**WHAT TO WORK ON:** The records should be repeated word for word, pictures excluded.

[Start INFORMATION SUPPLIED]

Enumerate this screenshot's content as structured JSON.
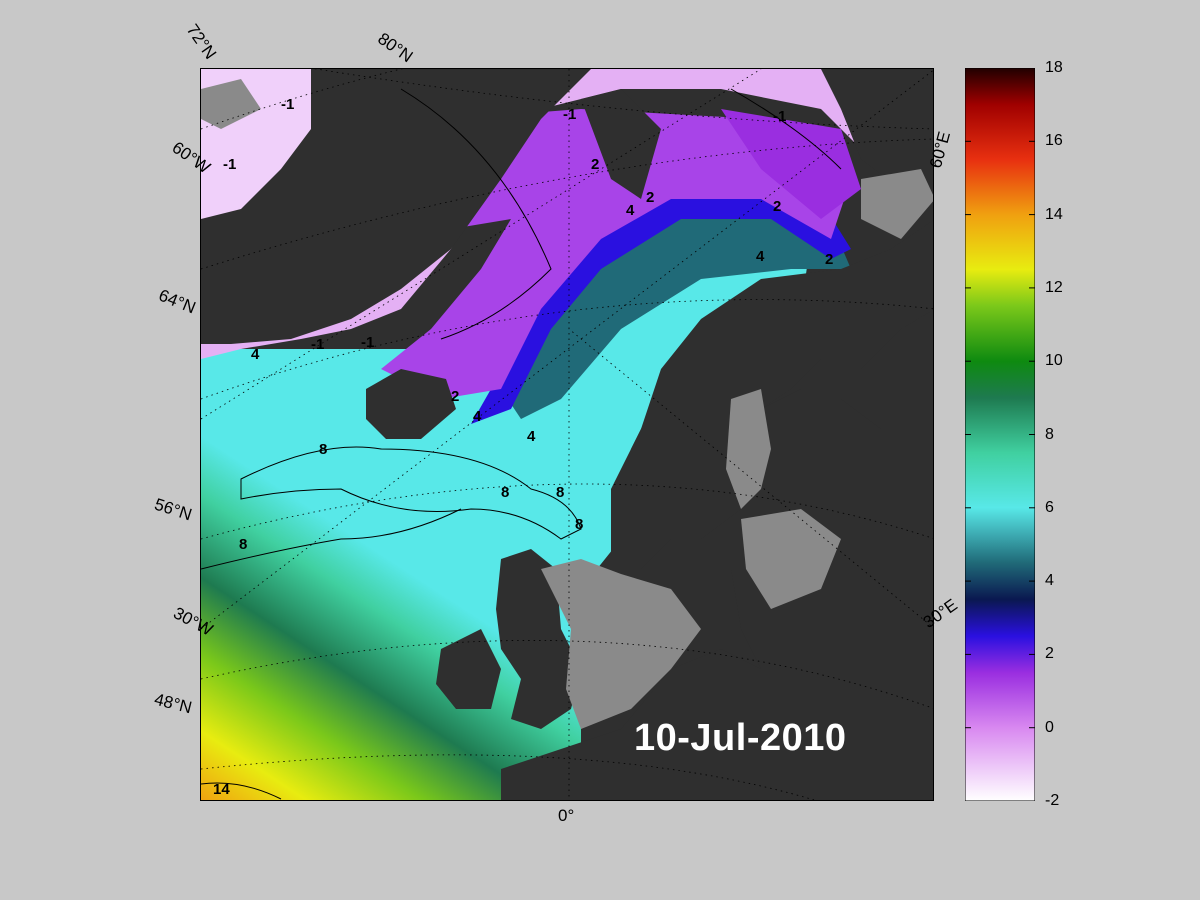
{
  "date": "10-Jul-2010",
  "edge_labels": {
    "lat72": "72°N",
    "lat80": "80°N",
    "lon60w": "60°W",
    "lat64": "64°N",
    "lat56": "56°N",
    "lon30w": "30°W",
    "lat48": "48°N",
    "lon0": "0°",
    "lon30e": "30°E",
    "lon60e": "60°E"
  },
  "contour_labels": [
    "-1",
    "-1",
    "-1",
    "-1",
    "-1",
    "-1",
    "2",
    "2",
    "2",
    "2",
    "2",
    "4",
    "4",
    "4",
    "4",
    "4",
    "8",
    "8",
    "8",
    "8",
    "8",
    "14"
  ],
  "colorbar": {
    "ticks": [
      "18",
      "16",
      "14",
      "12",
      "10",
      "8",
      "6",
      "4",
      "2",
      "0",
      "-2"
    ],
    "min": -2,
    "max": 18,
    "stops": [
      {
        "v": -2,
        "c": "#ffffff"
      },
      {
        "v": 0,
        "c": "#d888f0"
      },
      {
        "v": 1.5,
        "c": "#9a2ee0"
      },
      {
        "v": 2.5,
        "c": "#2a10e0"
      },
      {
        "v": 3.5,
        "c": "#0a1850"
      },
      {
        "v": 4.5,
        "c": "#206a78"
      },
      {
        "v": 6,
        "c": "#58e8e8"
      },
      {
        "v": 7.5,
        "c": "#40d0a0"
      },
      {
        "v": 9,
        "c": "#1e7a50"
      },
      {
        "v": 10,
        "c": "#0e8a10"
      },
      {
        "v": 11.5,
        "c": "#7ac81a"
      },
      {
        "v": 12.5,
        "c": "#e8ec10"
      },
      {
        "v": 14,
        "c": "#f0a010"
      },
      {
        "v": 15.5,
        "c": "#e83010"
      },
      {
        "v": 17,
        "c": "#a00000"
      },
      {
        "v": 18,
        "c": "#200000"
      }
    ]
  },
  "colors": {
    "land": "#2f2f2f",
    "ice_mask": "#8a8a8a",
    "background": "#c8c8c8"
  }
}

[End INFORMATION SUPPLIED]

**WRITTEN RESPONSE:**
Enumerate this screenshot's content as structured JSON.
{
  "date": "10-Jul-2010",
  "edge_labels": {
    "lat72": "72°N",
    "lat80": "80°N",
    "lon60w": "60°W",
    "lat64": "64°N",
    "lat56": "56°N",
    "lon30w": "30°W",
    "lat48": "48°N",
    "lon0": "0°",
    "lon30e": "30°E",
    "lon60e": "60°E"
  },
  "contour_labels": [
    "-1",
    "-1",
    "-1",
    "-1",
    "-1",
    "-1",
    "2",
    "2",
    "2",
    "2",
    "2",
    "4",
    "4",
    "4",
    "4",
    "4",
    "8",
    "8",
    "8",
    "8",
    "8",
    "14"
  ],
  "colorbar": {
    "ticks": [
      "18",
      "16",
      "14",
      "12",
      "10",
      "8",
      "6",
      "4",
      "2",
      "0",
      "-2"
    ],
    "min": -2,
    "max": 18,
    "stops": [
      {
        "v": -2,
        "c": "#ffffff"
      },
      {
        "v": 0,
        "c": "#d888f0"
      },
      {
        "v": 1.5,
        "c": "#9a2ee0"
      },
      {
        "v": 2.5,
        "c": "#2a10e0"
      },
      {
        "v": 3.5,
        "c": "#0a1850"
      },
      {
        "v": 4.5,
        "c": "#206a78"
      },
      {
        "v": 6,
        "c": "#58e8e8"
      },
      {
        "v": 7.5,
        "c": "#40d0a0"
      },
      {
        "v": 9,
        "c": "#1e7a50"
      },
      {
        "v": 10,
        "c": "#0e8a10"
      },
      {
        "v": 11.5,
        "c": "#7ac81a"
      },
      {
        "v": 12.5,
        "c": "#e8ec10"
      },
      {
        "v": 14,
        "c": "#f0a010"
      },
      {
        "v": 15.5,
        "c": "#e83010"
      },
      {
        "v": 17,
        "c": "#a00000"
      },
      {
        "v": 18,
        "c": "#200000"
      }
    ]
  },
  "colors": {
    "land": "#2f2f2f",
    "ice_mask": "#8a8a8a",
    "background": "#c8c8c8"
  }
}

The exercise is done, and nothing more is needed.